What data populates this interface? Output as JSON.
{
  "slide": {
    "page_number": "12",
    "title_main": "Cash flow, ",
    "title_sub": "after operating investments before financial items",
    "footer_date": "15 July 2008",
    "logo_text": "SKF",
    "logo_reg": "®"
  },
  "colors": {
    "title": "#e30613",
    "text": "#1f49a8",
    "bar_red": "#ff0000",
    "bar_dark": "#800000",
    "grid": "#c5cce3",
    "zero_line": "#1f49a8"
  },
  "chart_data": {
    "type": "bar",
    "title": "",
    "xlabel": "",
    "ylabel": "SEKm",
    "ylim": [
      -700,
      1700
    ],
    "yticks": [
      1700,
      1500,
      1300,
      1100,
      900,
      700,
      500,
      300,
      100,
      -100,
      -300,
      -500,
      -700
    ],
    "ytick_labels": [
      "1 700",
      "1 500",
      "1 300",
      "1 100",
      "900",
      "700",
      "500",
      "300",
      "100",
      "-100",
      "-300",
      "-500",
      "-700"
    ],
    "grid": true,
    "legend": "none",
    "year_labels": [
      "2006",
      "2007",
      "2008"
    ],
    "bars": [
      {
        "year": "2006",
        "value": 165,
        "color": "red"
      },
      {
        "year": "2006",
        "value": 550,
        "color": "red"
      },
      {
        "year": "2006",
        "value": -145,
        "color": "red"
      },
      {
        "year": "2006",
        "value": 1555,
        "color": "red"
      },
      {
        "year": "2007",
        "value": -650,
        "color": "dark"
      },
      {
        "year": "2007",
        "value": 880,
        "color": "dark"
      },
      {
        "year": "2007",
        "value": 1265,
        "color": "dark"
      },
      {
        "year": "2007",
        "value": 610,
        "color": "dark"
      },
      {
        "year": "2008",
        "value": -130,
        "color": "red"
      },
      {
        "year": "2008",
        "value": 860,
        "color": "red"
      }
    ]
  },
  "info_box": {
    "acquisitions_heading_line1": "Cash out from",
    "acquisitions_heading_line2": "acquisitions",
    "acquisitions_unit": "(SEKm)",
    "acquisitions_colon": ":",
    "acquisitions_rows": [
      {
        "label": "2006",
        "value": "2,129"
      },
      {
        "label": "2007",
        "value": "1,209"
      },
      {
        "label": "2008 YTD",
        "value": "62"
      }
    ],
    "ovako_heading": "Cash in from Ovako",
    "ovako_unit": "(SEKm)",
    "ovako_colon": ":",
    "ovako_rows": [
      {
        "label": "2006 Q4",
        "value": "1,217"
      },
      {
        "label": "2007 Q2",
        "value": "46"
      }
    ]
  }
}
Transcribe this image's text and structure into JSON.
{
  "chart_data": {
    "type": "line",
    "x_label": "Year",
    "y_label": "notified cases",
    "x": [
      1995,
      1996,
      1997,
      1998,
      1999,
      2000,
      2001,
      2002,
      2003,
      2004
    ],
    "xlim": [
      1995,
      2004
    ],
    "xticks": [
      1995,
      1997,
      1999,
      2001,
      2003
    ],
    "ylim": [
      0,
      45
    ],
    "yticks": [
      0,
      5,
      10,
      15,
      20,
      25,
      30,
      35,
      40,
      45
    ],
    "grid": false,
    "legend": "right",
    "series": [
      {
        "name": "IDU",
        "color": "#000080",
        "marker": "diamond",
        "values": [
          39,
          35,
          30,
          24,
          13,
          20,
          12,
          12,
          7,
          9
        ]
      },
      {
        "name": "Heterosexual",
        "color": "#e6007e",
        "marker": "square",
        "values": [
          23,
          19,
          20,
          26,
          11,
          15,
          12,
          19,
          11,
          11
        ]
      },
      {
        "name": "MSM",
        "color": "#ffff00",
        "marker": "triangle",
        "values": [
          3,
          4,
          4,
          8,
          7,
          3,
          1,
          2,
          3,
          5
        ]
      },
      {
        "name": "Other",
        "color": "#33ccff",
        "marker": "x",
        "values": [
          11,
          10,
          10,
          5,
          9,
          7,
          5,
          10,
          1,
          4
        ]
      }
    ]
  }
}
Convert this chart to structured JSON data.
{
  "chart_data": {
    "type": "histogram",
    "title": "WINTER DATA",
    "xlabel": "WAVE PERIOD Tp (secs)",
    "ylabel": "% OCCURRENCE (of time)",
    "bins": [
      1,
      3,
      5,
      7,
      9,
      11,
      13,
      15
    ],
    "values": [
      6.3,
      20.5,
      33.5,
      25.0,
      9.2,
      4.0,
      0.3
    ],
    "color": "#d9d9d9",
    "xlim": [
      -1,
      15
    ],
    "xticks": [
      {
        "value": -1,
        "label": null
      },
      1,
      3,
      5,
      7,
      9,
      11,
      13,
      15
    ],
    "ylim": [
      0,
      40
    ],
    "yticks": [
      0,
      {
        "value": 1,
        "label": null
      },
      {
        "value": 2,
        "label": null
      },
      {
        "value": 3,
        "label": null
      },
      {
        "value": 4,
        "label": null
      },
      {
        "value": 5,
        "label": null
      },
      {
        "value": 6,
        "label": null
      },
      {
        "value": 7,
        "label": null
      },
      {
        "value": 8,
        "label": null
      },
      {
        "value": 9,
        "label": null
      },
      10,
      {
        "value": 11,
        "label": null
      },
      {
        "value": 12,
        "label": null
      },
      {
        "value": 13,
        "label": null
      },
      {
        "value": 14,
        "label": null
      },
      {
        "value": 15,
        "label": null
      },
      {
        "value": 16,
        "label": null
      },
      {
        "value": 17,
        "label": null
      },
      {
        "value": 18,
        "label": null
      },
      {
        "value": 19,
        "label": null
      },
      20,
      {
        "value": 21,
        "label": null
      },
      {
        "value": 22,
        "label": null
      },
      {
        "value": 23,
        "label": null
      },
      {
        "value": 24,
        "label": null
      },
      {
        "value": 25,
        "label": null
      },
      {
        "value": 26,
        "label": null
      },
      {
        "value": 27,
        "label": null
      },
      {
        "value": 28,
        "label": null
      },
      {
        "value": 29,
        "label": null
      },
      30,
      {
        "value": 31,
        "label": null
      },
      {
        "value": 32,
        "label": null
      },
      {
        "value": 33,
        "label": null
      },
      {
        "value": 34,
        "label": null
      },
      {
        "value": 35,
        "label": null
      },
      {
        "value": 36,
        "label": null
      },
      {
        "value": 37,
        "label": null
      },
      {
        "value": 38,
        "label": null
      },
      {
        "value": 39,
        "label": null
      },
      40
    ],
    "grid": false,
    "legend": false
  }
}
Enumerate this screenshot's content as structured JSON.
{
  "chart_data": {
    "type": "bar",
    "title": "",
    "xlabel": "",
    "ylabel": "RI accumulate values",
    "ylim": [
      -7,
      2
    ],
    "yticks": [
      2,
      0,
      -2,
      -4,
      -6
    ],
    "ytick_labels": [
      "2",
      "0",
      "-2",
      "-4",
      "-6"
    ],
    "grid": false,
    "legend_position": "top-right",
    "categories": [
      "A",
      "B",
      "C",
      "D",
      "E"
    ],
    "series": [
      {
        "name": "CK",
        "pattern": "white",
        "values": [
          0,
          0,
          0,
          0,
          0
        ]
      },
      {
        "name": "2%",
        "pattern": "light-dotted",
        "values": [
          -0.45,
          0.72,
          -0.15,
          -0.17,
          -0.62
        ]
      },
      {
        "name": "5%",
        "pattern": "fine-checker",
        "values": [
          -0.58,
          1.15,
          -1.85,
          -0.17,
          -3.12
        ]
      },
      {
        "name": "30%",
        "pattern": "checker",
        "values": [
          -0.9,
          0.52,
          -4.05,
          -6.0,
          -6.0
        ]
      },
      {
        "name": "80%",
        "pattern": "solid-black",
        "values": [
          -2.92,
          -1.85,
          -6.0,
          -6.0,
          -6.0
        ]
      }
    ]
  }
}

************

> [Aim of the task]
Go through the listing above and return every line where the word "structured" occurs.

> [Correct output]
Convert this chart to structured JSON data.
Enumerate this screenshot's content as structured JSON.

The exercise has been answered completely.